- WORK TO COMPLETE:
The entries need to be copied exactly.

- MATERIALS PROVIDED:
┌──
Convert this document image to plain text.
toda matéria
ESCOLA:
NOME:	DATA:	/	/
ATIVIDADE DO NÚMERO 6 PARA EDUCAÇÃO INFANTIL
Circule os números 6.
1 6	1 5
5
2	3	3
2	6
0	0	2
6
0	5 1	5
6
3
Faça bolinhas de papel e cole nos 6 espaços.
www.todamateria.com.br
└──
- PROBLEM SOLUTION:
Convert this document image to plain text.
toda matéria
ESCOLA:
NOME:	DATA:	/	/
ATIVIDADE DO NÚMERO 6 PARA EDUCAÇÃO INFANTIL
Circule os números 6.
1 6	1 5
5
2	3	3
2	6
0	0	2
6
0	5 1	5
6
3
Faça bolinhas de papel e cole nos 6 espaços.
www.todamateria.com.br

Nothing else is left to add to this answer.